Exercise prompt: Please work out how many lines in the material contain "Success" and give only that figure.

-- START OF Stored data --

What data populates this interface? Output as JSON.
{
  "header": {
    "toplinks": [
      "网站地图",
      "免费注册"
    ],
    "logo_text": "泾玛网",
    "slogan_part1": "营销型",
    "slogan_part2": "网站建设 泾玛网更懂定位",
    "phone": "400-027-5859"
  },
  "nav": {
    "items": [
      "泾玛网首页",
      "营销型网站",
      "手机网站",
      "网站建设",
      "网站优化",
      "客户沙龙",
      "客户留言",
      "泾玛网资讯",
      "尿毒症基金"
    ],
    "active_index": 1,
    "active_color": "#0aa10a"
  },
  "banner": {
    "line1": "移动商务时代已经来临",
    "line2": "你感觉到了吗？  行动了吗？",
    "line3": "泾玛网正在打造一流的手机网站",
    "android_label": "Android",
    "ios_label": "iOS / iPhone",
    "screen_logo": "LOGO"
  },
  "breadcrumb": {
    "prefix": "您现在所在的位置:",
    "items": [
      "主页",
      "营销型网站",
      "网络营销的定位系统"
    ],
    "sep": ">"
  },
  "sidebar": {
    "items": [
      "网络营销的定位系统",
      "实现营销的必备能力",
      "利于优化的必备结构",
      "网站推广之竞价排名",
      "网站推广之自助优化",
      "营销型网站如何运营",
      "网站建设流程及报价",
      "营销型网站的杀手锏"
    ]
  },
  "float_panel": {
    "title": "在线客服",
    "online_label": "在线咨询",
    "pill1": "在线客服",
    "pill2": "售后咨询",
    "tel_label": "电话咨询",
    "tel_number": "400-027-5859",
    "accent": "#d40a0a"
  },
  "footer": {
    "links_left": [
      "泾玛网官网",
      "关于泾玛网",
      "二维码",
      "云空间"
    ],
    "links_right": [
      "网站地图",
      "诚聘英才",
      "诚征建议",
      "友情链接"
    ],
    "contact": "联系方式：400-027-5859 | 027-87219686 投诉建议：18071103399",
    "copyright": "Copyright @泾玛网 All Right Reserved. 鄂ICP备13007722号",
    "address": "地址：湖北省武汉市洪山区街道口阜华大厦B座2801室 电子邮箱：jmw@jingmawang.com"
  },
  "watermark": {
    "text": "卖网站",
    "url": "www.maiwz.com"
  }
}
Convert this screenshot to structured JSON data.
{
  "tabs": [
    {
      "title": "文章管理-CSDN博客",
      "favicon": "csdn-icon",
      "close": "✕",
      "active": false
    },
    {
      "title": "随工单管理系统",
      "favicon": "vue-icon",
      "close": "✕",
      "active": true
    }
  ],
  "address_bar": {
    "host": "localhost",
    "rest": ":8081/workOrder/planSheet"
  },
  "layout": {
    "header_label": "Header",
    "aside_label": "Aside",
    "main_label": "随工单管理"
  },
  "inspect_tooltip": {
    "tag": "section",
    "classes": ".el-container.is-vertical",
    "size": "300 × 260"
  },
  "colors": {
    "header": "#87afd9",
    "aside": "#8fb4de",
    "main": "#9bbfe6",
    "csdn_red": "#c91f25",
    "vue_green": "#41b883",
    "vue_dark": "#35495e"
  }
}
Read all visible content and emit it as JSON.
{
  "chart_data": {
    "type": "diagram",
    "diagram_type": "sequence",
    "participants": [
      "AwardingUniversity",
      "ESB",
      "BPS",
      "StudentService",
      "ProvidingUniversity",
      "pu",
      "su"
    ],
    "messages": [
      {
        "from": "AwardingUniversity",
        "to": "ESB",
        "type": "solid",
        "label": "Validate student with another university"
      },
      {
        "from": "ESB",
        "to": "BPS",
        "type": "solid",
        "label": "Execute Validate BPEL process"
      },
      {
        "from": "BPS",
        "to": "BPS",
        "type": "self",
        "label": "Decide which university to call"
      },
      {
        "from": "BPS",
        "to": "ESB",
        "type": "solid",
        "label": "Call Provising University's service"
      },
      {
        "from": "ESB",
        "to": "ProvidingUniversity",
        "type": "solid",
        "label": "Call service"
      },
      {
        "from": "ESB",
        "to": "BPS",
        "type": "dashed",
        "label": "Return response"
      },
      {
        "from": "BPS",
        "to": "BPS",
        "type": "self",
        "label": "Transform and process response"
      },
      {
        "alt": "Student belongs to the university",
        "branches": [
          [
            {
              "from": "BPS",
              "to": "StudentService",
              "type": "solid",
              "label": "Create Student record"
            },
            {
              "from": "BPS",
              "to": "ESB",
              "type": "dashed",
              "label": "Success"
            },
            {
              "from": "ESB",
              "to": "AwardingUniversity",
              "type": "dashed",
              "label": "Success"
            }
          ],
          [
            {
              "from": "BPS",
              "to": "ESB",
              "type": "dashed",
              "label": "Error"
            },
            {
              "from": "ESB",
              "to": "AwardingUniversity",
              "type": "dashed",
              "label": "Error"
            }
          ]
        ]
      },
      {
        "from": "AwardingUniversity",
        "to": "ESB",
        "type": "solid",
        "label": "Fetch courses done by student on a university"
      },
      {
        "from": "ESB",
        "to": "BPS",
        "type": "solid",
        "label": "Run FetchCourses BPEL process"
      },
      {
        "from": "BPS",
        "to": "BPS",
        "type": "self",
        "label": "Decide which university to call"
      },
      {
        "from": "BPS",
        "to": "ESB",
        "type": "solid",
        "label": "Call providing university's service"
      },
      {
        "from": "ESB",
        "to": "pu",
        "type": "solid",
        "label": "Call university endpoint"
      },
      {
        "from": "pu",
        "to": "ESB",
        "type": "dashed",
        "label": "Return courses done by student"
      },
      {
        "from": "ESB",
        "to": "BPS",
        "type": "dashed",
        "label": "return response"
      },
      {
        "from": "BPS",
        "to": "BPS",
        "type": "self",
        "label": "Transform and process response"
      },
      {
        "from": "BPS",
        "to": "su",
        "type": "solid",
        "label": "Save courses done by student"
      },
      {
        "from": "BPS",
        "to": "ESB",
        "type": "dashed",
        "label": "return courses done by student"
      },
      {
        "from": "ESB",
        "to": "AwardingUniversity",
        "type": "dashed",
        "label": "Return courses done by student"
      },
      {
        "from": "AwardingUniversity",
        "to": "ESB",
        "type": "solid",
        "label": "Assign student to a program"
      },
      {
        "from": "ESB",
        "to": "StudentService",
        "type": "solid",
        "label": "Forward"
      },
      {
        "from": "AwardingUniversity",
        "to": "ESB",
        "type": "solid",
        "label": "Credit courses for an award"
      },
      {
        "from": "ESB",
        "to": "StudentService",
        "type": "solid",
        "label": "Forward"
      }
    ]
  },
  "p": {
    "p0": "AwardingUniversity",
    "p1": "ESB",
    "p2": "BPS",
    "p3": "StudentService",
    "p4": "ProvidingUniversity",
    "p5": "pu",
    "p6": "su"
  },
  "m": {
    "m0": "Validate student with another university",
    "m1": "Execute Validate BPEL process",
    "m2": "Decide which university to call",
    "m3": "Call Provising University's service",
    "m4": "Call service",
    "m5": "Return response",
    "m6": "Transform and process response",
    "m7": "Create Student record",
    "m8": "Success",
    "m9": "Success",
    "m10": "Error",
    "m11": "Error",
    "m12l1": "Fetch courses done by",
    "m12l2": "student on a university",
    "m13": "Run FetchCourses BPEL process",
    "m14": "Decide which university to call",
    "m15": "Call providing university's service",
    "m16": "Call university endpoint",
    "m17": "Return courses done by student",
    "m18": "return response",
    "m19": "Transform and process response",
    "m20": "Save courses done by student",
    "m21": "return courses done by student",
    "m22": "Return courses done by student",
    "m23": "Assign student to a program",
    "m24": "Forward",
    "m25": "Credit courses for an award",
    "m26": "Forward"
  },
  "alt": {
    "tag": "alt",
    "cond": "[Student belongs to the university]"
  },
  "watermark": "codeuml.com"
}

-- END OF Stored data --

The solution: 4